## Goal
Every line of the listing must be reproduced as it stands. Leave the images behind.

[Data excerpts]

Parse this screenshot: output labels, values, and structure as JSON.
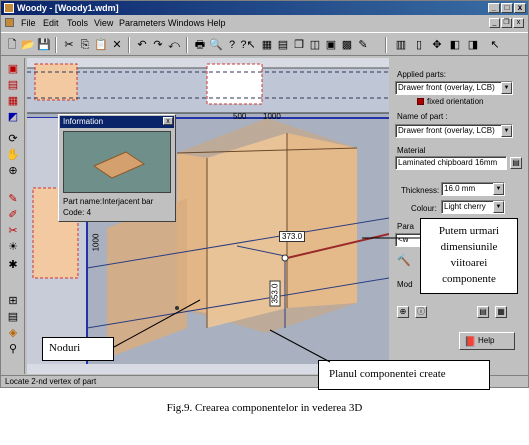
{
  "window": {
    "title": "Woody - [Woody1.wdm]",
    "min_btn": "_",
    "max_btn": "□",
    "close_btn": "x",
    "mdi_min": "_",
    "mdi_restore": "❐",
    "mdi_close": "x"
  },
  "menu": {
    "items": [
      "File",
      "Edit",
      "Tools",
      "View",
      "Parameters",
      "Windows",
      "Help"
    ]
  },
  "toolbar": {
    "icons": [
      "new-icon",
      "open-icon",
      "save-icon",
      "cut-icon",
      "copy-icon",
      "paste-icon",
      "undo-icon",
      "redo-icon",
      "print-icon",
      "zoom-icon",
      "help-icon",
      "whats-this-icon"
    ]
  },
  "viewport": {
    "ruler_top_labels": [
      "500",
      "1000"
    ],
    "ruler_left_label": "1000",
    "dimension_horizontal": "373.0",
    "dimension_vertical": "353.0"
  },
  "info_window": {
    "title": "Information",
    "close": "x",
    "part_name": "Part name:Interjacent bar",
    "code": "Code: 4"
  },
  "right_panel": {
    "applied_parts_label": "Applied parts:",
    "applied_parts_value": "Drawer front (overlay, LCB)",
    "fixed_orientation_label": "fixed orientation",
    "name_of_part_label": "Name of part :",
    "name_of_part_value": "Drawer front (overlay, LCB)",
    "material_label": "Material",
    "material_value": "Laminated chipboard 16mm",
    "thickness_label": "Thickness:",
    "thickness_value": "16.0 mm",
    "colour_label": "Colour:",
    "colour_value": "Light cherry",
    "params_label": "Para",
    "params_value": "<w",
    "mode_label": "Mod",
    "help_label": "Help"
  },
  "status": {
    "text": "Locate 2-nd vertex of part"
  },
  "callouts": {
    "dimensions": [
      "Putem urmari",
      "dimensiunile",
      "viitoarei",
      "componente"
    ],
    "nodes": "Noduri",
    "plane": "Planul componentei create"
  },
  "caption": "Fig.9. Crearea componentelor in vederea 3D"
}
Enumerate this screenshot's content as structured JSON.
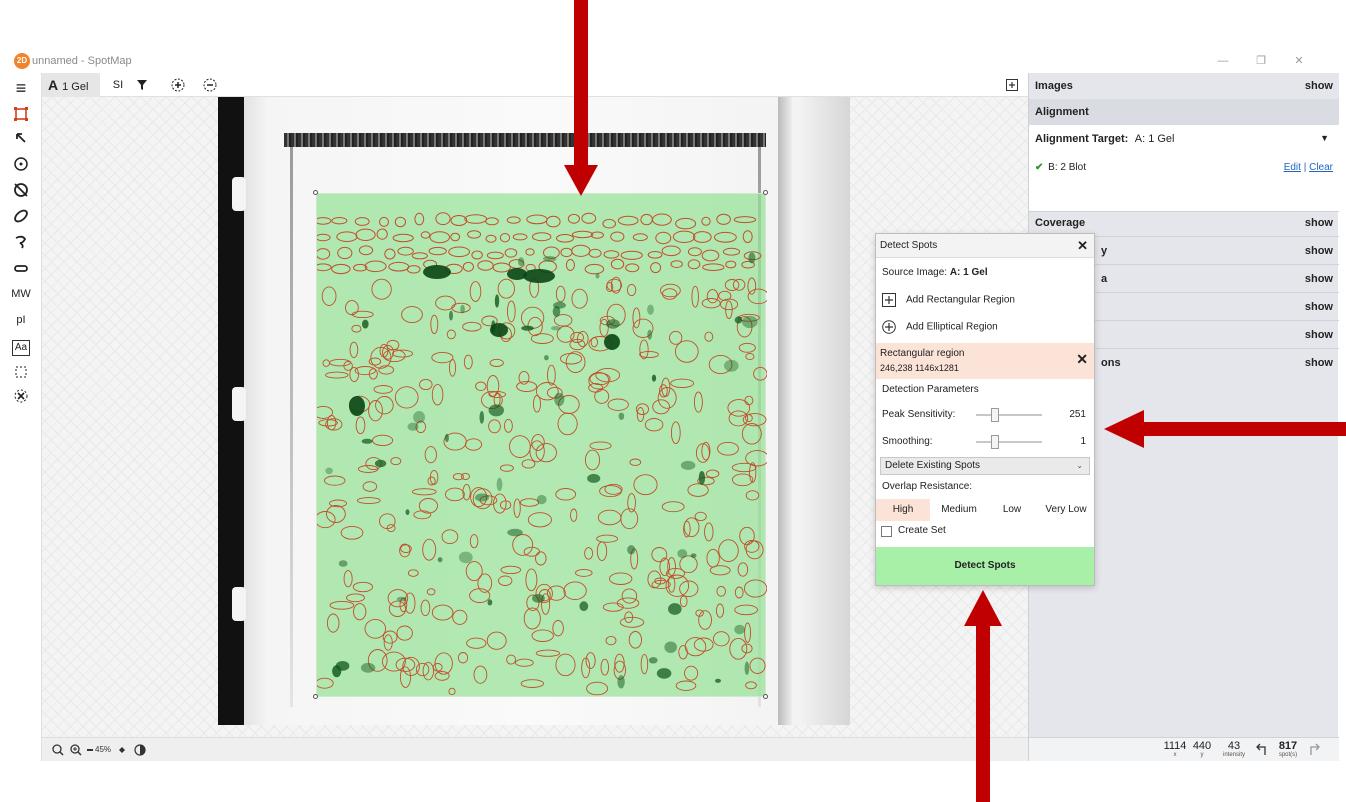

## Solved problem
Parse this screenshot: output labels, values, and structure as JSON.
{
  "window": {
    "title": "Woody - [Woody1.wdm]",
    "min_btn": "_",
    "max_btn": "□",
    "close_btn": "x",
    "mdi_min": "_",
    "mdi_restore": "❐",
    "mdi_close": "x"
  },
  "menu": {
    "items": [
      "File",
      "Edit",
      "Tools",
      "View",
      "Parameters",
      "Windows",
      "Help"
    ]
  },
  "toolbar": {
    "icons": [
      "new-icon",
      "open-icon",
      "save-icon",
      "cut-icon",
      "copy-icon",
      "paste-icon",
      "undo-icon",
      "redo-icon",
      "print-icon",
      "zoom-icon",
      "help-icon",
      "whats-this-icon"
    ]
  },
  "viewport": {
    "ruler_top_labels": [
      "500",
      "1000"
    ],
    "ruler_left_label": "1000",
    "dimension_horizontal": "373.0",
    "dimension_vertical": "353.0"
  },
  "info_window": {
    "title": "Information",
    "close": "x",
    "part_name": "Part name:Interjacent bar",
    "code": "Code: 4"
  },
  "right_panel": {
    "applied_parts_label": "Applied parts:",
    "applied_parts_value": "Drawer front (overlay, LCB)",
    "fixed_orientation_label": "fixed orientation",
    "name_of_part_label": "Name of part :",
    "name_of_part_value": "Drawer front (overlay, LCB)",
    "material_label": "Material",
    "material_value": "Laminated chipboard 16mm",
    "thickness_label": "Thickness:",
    "thickness_value": "16.0 mm",
    "colour_label": "Colour:",
    "colour_value": "Light cherry",
    "params_label": "Para",
    "params_value": "<w",
    "mode_label": "Mod",
    "help_label": "Help"
  },
  "status": {
    "text": "Locate 2-nd vertex of part"
  },
  "callouts": {
    "dimensions": [
      "Putem urmari",
      "dimensiunile",
      "viitoarei",
      "componente"
    ],
    "nodes": "Noduri",
    "plane": "Planul componentei create"
  },
  "caption": "Fig.9. Crearea componentelor in vederea 3D"
}
Enumerate this screenshot's content as structured JSON.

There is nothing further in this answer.